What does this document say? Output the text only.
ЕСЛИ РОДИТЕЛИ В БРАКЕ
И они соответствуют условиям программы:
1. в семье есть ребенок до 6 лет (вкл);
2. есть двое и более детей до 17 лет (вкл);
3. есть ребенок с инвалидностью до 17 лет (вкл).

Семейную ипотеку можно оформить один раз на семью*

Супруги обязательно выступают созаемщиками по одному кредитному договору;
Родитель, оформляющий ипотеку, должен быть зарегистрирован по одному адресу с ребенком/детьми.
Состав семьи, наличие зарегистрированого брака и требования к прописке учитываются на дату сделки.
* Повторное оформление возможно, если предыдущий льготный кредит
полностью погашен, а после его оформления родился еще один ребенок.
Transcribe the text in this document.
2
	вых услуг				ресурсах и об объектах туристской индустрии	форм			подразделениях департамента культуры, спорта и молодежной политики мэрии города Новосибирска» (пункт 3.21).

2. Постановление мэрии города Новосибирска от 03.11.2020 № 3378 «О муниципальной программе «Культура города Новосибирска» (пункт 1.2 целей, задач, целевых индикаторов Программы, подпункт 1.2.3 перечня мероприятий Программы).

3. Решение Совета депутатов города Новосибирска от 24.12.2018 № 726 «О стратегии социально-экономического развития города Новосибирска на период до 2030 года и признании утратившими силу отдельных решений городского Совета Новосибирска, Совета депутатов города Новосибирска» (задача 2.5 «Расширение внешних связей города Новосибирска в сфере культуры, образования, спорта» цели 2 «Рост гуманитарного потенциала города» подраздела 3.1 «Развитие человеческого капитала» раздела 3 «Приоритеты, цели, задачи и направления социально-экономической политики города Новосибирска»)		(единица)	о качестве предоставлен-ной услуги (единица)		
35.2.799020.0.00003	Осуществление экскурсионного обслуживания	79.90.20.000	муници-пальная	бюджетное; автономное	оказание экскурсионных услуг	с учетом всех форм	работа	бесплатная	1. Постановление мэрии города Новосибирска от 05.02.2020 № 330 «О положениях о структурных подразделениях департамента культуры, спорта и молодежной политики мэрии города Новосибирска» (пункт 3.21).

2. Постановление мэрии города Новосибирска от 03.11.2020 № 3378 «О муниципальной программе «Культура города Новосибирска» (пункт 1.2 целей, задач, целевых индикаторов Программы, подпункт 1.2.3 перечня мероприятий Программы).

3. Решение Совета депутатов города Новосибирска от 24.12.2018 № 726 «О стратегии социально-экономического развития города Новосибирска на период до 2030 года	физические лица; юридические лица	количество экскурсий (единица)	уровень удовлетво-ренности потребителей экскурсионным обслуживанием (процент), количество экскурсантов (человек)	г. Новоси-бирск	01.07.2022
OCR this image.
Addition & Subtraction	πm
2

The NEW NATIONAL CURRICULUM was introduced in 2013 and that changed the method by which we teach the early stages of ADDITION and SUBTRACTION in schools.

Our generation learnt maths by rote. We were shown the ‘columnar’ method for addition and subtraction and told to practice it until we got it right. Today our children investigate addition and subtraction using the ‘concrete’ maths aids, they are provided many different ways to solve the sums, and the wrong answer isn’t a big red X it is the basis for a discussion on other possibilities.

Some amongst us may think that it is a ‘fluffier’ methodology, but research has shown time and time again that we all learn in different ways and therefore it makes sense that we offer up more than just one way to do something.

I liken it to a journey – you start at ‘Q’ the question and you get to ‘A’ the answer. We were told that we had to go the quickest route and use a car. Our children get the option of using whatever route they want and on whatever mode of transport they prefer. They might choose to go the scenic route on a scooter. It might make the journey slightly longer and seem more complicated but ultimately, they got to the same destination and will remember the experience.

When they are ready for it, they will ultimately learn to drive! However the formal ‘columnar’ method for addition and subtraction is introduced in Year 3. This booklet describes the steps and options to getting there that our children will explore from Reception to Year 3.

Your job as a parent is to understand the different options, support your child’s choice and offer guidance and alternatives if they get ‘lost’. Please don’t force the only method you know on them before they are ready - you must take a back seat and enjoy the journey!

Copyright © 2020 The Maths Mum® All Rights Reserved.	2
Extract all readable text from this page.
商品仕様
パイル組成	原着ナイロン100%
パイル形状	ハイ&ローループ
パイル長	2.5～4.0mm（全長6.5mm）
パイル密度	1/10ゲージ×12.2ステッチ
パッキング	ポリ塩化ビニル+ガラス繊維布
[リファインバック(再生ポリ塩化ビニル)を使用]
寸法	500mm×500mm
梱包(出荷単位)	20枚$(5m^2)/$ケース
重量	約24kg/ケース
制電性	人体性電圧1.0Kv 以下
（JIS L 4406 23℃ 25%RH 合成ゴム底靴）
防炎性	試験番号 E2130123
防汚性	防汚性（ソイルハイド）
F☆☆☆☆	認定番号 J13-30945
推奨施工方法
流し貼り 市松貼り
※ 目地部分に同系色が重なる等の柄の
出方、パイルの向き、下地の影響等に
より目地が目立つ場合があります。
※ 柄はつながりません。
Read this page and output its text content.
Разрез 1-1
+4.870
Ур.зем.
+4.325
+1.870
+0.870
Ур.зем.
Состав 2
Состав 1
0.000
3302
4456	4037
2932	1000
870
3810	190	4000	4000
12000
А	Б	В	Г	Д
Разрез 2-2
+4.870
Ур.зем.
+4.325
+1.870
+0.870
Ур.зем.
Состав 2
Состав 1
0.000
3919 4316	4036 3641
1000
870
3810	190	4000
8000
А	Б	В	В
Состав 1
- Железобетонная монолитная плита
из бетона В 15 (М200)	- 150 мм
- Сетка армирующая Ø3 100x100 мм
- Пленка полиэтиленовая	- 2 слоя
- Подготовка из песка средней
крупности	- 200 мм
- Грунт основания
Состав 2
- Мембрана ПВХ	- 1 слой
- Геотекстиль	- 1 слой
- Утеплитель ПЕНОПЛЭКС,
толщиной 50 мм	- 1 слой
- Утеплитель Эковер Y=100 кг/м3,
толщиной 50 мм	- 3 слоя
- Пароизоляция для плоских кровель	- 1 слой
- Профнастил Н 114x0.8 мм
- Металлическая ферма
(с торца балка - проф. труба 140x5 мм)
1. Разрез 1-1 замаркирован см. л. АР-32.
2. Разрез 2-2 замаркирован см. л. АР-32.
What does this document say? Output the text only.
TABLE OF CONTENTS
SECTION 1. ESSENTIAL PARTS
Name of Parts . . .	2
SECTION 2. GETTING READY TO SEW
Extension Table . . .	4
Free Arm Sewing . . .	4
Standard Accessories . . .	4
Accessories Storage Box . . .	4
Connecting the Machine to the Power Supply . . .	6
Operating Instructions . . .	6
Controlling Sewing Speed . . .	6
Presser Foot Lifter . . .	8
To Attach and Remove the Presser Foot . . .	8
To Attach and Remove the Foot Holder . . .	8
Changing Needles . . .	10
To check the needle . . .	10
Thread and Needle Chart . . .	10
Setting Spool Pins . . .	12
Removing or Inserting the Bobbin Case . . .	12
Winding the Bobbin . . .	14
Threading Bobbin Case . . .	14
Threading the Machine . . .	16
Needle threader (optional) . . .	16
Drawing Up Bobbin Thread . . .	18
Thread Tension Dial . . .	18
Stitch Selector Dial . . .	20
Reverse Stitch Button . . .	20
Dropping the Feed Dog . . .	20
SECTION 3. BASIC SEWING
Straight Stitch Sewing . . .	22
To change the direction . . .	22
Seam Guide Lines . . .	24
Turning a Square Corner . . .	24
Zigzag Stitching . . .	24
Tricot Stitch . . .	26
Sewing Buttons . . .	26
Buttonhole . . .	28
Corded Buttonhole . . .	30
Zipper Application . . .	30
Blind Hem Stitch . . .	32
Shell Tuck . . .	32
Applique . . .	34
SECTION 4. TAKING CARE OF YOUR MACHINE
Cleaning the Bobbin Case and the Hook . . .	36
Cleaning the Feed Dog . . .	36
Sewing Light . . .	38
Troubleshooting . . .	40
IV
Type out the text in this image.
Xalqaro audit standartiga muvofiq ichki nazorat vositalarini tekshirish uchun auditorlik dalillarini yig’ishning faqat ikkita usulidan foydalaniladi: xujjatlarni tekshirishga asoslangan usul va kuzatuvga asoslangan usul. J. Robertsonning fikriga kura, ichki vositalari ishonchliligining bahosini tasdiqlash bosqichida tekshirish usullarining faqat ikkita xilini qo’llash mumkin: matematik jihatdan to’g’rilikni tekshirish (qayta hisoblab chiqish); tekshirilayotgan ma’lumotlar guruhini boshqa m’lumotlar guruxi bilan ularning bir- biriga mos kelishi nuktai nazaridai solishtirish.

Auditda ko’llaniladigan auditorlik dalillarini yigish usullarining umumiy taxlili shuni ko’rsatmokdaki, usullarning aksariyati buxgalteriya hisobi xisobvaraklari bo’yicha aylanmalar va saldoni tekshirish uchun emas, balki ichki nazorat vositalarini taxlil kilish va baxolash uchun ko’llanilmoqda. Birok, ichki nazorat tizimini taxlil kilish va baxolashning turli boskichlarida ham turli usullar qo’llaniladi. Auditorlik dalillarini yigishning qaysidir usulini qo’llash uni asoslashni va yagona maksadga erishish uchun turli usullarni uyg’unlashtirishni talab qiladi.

┄┄┄┄┄┄┄┄┄┄┄┄┄┄┄┄┄┄┄┄

▶ _WHAT IS REQUIRED_
Go through the listing above and pull out each line containing the word "page".

▶ _RESPONSE_
Extract all readable text from this page.
Read this page and output its text content.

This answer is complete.